Figure collection entries
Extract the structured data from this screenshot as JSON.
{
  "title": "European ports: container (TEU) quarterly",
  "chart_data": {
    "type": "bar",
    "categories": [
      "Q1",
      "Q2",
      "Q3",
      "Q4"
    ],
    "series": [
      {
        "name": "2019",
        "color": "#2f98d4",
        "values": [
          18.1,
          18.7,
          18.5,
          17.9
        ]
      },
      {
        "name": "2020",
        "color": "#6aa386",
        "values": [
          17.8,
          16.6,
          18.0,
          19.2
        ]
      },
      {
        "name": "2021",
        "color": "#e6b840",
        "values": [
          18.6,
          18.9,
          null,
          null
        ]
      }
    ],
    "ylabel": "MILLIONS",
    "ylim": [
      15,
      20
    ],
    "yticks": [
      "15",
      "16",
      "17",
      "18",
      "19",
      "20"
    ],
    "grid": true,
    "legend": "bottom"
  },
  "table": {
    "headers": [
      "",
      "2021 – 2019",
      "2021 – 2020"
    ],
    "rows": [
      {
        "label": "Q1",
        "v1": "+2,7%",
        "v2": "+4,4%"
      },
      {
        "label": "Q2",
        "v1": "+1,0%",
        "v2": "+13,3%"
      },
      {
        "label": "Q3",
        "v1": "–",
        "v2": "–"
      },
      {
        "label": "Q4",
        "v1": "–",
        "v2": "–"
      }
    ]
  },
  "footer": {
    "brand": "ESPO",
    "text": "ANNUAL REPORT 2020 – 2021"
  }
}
---
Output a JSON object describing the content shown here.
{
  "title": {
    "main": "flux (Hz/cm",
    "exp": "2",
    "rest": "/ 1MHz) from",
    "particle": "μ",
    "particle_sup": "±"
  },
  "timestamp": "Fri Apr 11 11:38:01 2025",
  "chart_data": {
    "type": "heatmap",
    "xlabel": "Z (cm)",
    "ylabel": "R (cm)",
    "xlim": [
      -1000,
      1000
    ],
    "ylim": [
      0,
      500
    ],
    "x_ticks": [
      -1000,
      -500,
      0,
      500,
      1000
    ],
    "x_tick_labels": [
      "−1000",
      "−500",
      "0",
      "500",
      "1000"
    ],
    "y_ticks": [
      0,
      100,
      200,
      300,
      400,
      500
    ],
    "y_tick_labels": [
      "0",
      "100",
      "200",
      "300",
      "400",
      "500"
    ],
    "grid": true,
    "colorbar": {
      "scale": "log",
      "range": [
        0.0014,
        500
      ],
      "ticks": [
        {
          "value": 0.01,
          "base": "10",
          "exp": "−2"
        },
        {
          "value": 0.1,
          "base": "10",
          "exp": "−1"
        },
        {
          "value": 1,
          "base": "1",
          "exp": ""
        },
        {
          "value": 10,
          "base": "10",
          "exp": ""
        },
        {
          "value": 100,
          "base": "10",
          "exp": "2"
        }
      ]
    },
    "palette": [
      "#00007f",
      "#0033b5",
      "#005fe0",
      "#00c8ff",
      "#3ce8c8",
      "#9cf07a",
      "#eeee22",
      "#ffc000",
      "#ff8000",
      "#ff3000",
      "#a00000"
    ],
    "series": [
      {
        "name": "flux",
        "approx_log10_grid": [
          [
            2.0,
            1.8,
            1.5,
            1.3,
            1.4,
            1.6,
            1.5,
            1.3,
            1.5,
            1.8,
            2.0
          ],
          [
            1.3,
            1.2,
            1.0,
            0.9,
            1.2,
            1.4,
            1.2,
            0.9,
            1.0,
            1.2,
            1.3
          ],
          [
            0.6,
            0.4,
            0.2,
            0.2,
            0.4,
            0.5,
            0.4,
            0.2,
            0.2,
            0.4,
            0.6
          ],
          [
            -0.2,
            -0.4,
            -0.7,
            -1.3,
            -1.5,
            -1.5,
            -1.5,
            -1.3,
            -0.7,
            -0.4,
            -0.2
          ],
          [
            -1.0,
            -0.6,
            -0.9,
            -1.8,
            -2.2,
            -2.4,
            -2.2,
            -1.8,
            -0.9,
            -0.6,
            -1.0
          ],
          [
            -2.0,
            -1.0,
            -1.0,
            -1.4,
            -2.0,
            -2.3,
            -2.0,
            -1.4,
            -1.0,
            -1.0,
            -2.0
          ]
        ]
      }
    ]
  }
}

▶ **THE PROBLEM**:
Only the number is wanted: how many lines of the data contain the word "title"?

▶ **COMPLETE OUTPUT**:
2